* start Available records *

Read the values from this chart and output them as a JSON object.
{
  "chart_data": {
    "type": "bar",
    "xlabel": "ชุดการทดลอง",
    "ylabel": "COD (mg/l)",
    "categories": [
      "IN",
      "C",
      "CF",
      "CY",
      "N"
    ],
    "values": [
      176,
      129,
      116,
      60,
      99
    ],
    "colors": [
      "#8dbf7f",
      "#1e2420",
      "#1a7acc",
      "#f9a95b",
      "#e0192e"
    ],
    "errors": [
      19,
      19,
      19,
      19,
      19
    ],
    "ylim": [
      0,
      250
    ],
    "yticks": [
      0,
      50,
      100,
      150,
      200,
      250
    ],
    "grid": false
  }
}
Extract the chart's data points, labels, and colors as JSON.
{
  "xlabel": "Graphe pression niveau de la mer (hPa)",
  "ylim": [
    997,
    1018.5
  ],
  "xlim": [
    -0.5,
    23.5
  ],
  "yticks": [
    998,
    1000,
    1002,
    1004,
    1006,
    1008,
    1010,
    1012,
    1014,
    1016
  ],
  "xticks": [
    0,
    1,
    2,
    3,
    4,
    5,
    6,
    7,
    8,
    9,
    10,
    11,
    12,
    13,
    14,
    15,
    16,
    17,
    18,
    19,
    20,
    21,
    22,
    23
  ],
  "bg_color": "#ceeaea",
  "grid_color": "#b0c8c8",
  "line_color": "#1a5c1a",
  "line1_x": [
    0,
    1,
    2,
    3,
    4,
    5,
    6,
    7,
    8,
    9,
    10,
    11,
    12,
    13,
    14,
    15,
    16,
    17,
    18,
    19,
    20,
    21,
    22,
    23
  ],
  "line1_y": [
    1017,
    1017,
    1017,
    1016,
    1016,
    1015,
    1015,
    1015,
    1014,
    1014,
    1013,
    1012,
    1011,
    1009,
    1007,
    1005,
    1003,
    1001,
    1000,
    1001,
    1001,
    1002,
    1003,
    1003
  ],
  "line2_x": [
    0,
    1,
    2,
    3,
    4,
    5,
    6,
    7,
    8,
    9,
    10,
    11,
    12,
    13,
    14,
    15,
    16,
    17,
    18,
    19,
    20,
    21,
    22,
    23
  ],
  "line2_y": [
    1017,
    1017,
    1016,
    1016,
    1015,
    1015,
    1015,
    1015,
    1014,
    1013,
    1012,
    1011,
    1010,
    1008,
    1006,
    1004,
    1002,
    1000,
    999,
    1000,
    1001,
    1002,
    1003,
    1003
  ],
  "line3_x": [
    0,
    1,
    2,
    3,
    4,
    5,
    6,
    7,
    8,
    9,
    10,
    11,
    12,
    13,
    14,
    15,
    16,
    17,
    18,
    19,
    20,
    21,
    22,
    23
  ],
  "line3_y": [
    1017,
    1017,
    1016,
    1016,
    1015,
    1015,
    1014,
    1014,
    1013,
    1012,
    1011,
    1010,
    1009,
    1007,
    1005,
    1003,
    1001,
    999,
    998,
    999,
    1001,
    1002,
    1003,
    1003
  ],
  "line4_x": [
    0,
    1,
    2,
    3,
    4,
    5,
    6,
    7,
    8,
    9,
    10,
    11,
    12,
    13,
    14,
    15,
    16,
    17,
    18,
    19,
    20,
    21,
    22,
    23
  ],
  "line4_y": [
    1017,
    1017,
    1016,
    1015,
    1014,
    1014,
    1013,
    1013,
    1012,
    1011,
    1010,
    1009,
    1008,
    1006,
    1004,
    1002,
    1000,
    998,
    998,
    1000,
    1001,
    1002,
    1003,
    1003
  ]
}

* end Available records *
* start Available records *

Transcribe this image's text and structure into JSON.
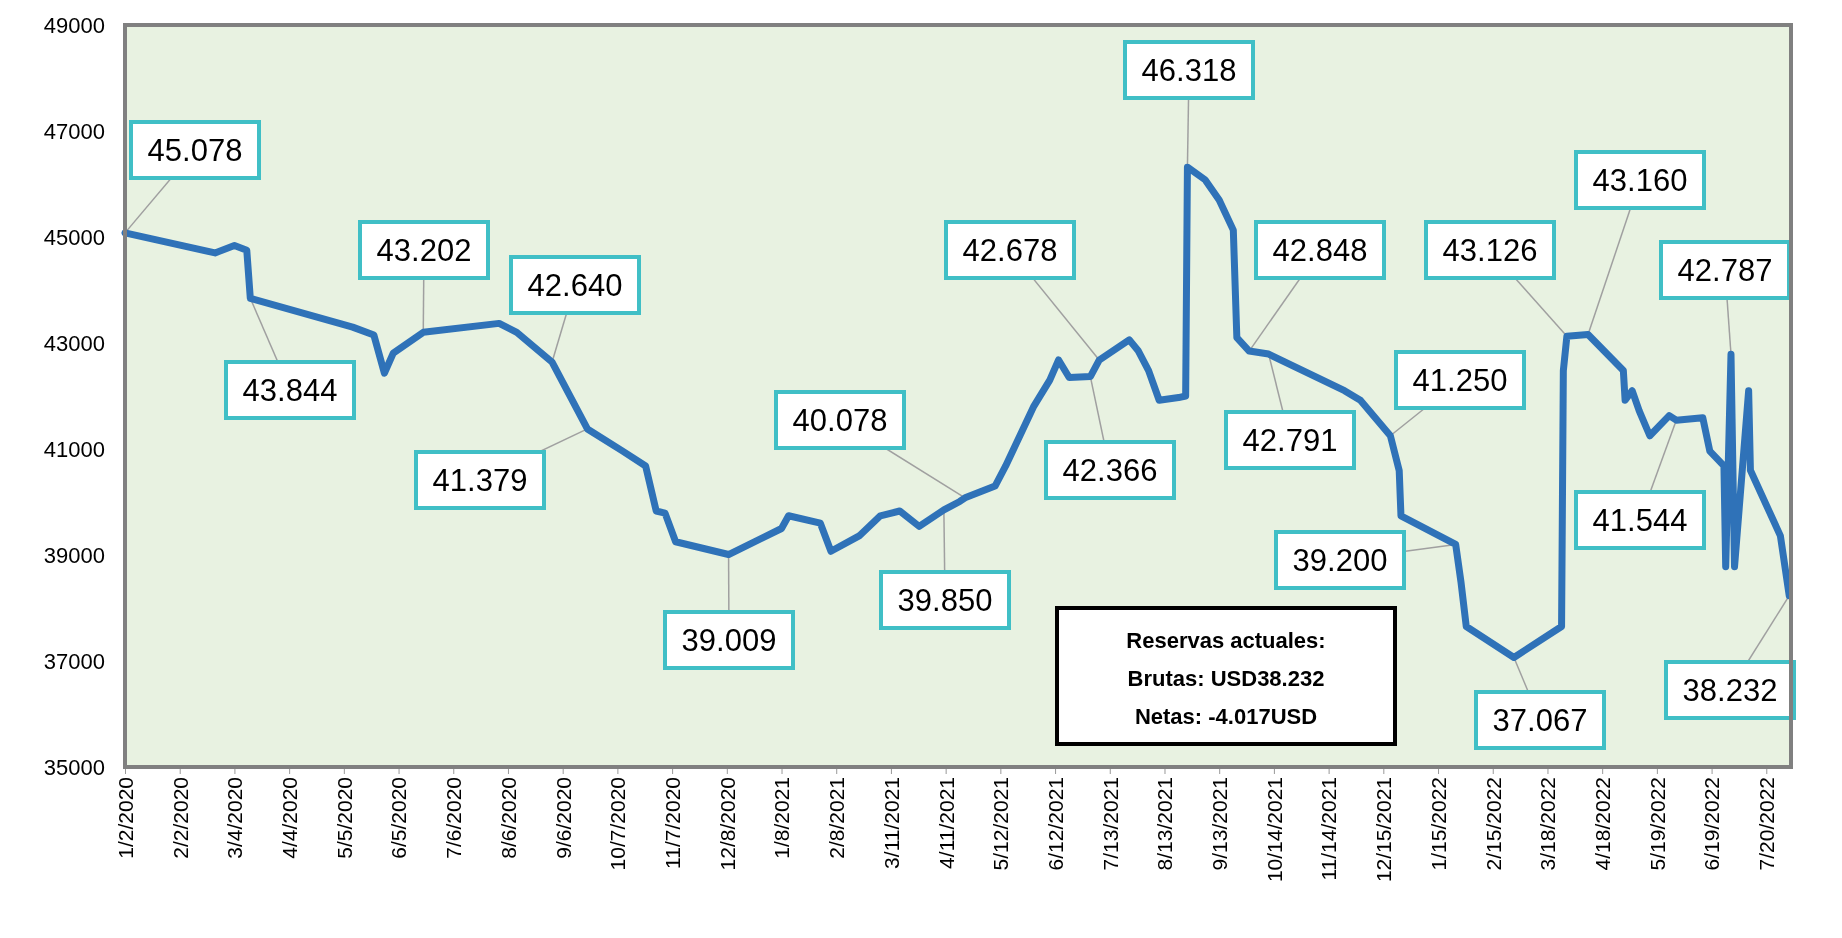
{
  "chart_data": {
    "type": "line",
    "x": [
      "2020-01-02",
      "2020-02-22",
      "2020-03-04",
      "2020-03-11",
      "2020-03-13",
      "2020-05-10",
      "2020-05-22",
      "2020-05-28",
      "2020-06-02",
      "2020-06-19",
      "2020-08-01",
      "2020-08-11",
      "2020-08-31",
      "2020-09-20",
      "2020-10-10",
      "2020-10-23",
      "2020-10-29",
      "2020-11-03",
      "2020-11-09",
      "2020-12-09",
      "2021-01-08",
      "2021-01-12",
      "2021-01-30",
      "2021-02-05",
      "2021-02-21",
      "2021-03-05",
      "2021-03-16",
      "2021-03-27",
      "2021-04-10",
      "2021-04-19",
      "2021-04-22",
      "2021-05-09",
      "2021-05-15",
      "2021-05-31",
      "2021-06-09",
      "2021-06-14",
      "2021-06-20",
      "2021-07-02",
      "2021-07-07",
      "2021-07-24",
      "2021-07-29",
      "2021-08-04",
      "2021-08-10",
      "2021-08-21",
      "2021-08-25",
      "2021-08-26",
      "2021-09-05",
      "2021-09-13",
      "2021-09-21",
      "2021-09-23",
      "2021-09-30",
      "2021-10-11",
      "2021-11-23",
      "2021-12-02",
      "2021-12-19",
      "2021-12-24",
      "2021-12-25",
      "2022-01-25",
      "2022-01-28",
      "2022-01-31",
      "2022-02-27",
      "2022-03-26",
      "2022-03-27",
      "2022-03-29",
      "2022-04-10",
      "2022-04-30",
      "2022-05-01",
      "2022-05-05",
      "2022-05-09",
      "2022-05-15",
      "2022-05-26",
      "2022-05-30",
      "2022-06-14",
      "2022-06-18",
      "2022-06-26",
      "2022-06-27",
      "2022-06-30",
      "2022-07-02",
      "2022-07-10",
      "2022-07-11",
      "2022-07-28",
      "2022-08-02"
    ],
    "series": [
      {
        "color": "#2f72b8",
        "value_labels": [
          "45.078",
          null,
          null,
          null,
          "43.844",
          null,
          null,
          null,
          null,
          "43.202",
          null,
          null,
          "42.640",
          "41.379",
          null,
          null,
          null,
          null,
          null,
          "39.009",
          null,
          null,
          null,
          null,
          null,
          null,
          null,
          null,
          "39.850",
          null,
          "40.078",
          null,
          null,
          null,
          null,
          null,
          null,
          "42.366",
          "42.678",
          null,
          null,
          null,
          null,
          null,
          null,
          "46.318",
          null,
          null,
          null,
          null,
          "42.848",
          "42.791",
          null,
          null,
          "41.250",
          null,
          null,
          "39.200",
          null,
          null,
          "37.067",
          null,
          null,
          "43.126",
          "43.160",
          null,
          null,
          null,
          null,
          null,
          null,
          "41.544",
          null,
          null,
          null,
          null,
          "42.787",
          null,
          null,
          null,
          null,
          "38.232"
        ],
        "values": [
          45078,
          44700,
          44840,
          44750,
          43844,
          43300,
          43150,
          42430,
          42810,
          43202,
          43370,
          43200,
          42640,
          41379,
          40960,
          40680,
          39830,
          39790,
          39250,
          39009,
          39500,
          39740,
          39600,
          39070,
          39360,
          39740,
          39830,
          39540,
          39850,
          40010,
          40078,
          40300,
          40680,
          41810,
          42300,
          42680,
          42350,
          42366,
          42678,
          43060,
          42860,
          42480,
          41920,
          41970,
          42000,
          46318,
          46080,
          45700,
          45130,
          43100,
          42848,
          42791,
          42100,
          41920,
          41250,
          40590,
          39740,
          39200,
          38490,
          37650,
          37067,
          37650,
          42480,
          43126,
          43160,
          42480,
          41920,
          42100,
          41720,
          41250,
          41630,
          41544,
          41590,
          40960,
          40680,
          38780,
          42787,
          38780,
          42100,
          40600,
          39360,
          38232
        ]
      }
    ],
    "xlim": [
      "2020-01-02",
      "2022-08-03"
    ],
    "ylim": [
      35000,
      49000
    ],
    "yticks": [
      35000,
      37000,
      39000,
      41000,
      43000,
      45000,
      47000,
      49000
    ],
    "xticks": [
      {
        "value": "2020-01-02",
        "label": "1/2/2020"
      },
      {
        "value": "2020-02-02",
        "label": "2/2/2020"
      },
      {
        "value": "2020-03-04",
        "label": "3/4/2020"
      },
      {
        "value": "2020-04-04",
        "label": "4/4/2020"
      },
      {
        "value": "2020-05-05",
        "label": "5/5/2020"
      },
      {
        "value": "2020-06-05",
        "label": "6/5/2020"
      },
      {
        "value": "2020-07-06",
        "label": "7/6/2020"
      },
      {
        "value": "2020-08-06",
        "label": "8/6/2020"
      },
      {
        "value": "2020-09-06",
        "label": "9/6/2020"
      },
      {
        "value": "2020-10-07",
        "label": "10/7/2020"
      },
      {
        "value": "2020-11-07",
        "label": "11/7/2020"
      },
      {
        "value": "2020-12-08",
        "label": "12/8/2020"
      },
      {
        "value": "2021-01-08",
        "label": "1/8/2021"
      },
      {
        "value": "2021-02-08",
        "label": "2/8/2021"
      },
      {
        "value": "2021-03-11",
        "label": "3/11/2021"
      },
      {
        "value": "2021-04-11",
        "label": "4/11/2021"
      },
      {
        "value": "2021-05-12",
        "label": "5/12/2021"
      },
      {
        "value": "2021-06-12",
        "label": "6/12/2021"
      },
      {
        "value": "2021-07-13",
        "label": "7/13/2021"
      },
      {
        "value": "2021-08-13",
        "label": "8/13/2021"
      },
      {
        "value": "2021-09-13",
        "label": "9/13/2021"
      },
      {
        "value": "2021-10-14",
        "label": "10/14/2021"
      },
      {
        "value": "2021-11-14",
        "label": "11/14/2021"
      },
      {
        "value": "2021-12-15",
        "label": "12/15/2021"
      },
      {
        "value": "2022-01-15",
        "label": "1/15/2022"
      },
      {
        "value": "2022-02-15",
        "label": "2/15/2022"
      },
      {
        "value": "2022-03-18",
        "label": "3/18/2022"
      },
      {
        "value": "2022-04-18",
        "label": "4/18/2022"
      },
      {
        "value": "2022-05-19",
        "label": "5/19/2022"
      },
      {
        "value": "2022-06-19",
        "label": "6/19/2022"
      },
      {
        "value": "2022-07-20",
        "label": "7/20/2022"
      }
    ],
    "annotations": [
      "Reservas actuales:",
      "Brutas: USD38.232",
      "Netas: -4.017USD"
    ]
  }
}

* end Available records *
* start Available records *

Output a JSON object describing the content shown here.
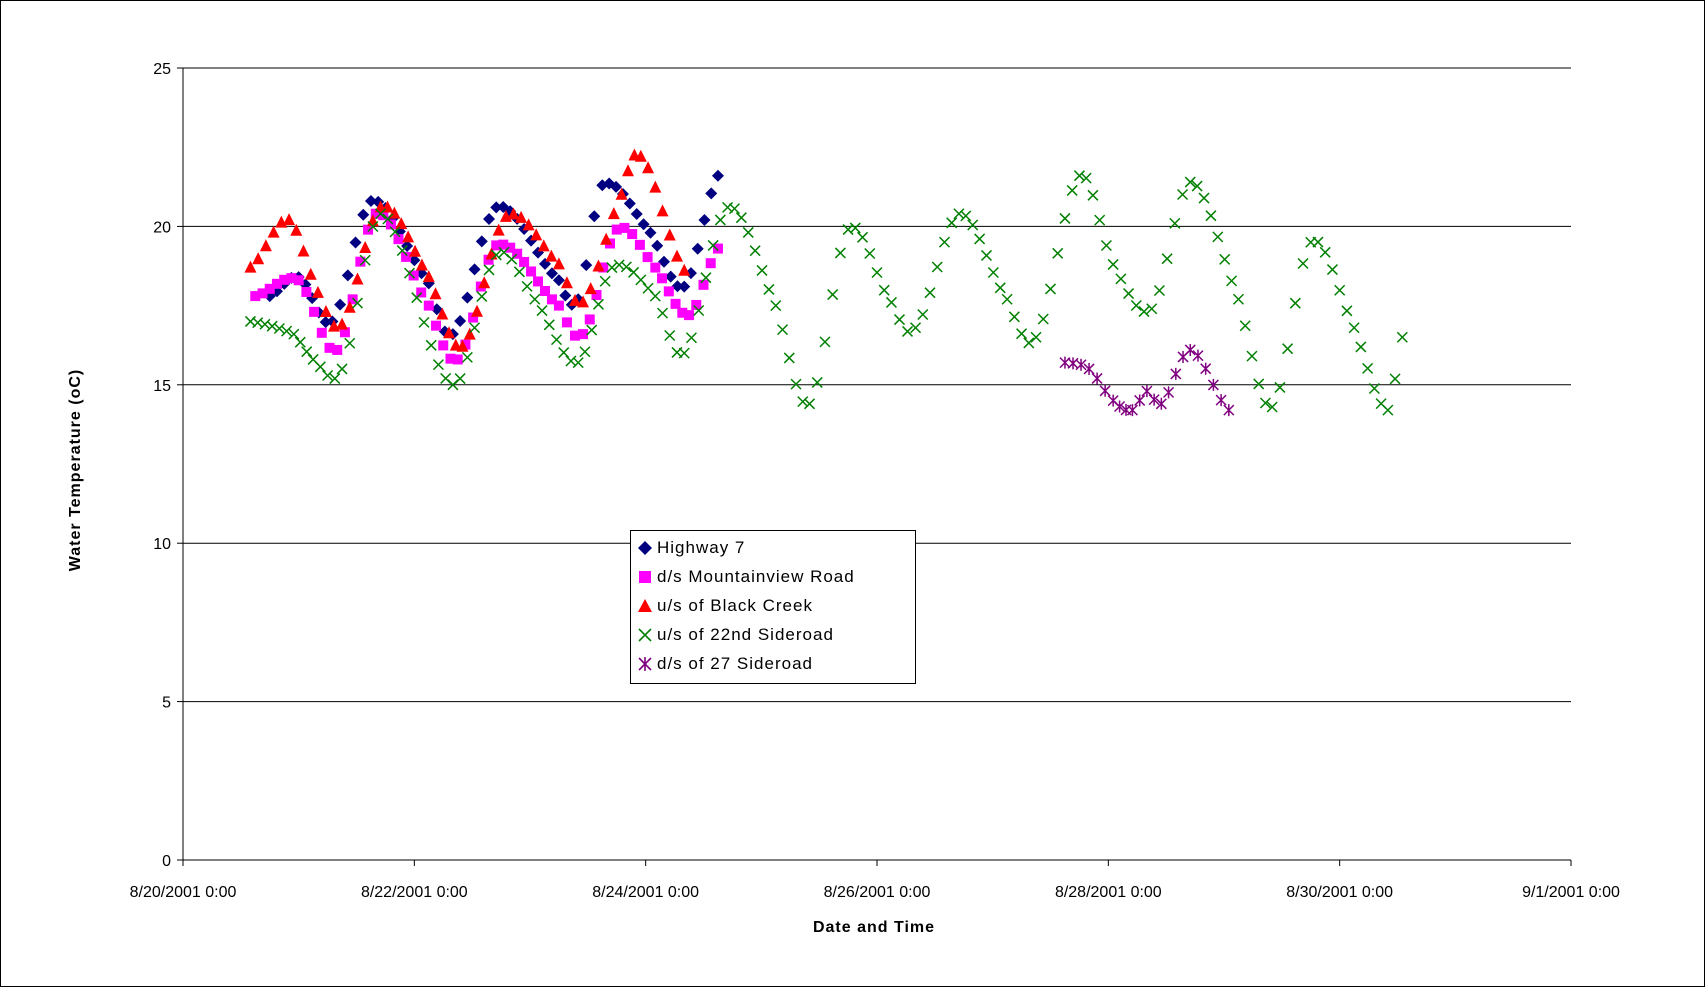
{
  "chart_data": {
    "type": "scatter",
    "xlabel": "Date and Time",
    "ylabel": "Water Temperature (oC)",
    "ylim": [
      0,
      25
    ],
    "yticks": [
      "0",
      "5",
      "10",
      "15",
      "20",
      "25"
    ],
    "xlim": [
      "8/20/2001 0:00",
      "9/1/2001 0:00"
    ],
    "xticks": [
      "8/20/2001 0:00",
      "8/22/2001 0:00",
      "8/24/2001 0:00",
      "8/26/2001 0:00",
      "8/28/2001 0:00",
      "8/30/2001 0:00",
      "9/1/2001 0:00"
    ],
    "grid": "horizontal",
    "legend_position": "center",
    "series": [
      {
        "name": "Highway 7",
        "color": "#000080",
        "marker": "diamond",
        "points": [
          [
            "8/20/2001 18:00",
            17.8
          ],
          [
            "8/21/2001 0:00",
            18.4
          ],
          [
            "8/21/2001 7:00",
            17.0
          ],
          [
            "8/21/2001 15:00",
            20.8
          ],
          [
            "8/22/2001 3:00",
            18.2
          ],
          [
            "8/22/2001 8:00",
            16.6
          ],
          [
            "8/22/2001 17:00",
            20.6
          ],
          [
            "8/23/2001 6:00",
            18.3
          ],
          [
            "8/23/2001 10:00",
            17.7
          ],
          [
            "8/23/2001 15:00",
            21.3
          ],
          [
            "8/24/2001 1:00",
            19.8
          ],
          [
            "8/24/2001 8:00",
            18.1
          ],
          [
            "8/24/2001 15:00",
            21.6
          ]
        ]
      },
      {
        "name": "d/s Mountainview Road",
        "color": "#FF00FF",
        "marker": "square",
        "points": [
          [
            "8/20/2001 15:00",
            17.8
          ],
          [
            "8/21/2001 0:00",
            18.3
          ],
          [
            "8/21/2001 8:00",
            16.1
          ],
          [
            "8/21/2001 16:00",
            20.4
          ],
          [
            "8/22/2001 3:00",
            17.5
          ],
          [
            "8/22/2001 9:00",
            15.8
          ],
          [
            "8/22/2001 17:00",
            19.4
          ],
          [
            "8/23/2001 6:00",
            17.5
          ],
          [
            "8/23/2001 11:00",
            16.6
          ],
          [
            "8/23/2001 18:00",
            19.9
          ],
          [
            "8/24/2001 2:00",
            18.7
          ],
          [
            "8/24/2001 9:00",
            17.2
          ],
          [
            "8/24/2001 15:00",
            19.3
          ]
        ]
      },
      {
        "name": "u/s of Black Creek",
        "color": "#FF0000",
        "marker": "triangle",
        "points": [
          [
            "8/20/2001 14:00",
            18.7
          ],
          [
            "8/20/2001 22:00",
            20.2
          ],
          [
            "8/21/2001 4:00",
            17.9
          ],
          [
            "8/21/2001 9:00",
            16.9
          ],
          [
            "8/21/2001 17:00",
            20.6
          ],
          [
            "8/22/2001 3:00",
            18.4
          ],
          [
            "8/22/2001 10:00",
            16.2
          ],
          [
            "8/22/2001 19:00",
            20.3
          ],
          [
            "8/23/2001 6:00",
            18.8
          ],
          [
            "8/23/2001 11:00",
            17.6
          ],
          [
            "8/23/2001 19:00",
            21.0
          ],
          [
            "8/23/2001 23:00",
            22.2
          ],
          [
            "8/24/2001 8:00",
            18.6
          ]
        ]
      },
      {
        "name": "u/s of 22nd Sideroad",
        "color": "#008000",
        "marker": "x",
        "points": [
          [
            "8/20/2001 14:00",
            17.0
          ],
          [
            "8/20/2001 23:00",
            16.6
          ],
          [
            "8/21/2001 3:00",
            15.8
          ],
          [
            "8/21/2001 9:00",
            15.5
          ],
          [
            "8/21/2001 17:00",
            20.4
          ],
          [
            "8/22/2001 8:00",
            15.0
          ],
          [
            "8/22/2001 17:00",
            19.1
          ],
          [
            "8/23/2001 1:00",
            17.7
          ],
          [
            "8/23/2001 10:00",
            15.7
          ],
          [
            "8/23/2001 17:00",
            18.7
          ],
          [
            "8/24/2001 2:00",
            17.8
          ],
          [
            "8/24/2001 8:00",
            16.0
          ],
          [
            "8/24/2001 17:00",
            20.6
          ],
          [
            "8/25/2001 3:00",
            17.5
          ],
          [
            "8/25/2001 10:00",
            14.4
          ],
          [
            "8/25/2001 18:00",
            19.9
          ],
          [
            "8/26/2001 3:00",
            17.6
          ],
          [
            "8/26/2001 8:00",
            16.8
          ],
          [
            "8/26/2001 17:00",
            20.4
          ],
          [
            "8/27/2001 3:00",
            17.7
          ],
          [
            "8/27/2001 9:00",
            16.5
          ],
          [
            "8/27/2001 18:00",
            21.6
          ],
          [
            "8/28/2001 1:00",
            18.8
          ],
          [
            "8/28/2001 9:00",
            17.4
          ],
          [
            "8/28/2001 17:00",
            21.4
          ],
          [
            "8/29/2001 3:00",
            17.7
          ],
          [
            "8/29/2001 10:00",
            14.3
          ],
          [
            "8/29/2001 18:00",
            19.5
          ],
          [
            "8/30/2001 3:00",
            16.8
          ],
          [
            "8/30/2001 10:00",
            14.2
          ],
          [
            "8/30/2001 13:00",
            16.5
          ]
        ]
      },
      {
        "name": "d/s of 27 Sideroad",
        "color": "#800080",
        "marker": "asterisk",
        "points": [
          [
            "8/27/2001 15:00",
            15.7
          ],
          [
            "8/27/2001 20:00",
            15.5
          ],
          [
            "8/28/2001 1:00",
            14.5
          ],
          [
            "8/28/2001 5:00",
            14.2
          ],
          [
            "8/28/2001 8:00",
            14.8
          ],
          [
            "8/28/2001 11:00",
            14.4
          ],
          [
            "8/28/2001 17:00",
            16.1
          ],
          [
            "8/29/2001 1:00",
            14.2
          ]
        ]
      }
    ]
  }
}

* end Available records *

▶ The request
List all lines above in which the string "this" appears.

▶ Complete output
Read the values from this chart and output them as a JSON object.
Transcribe this image's text and structure into JSON.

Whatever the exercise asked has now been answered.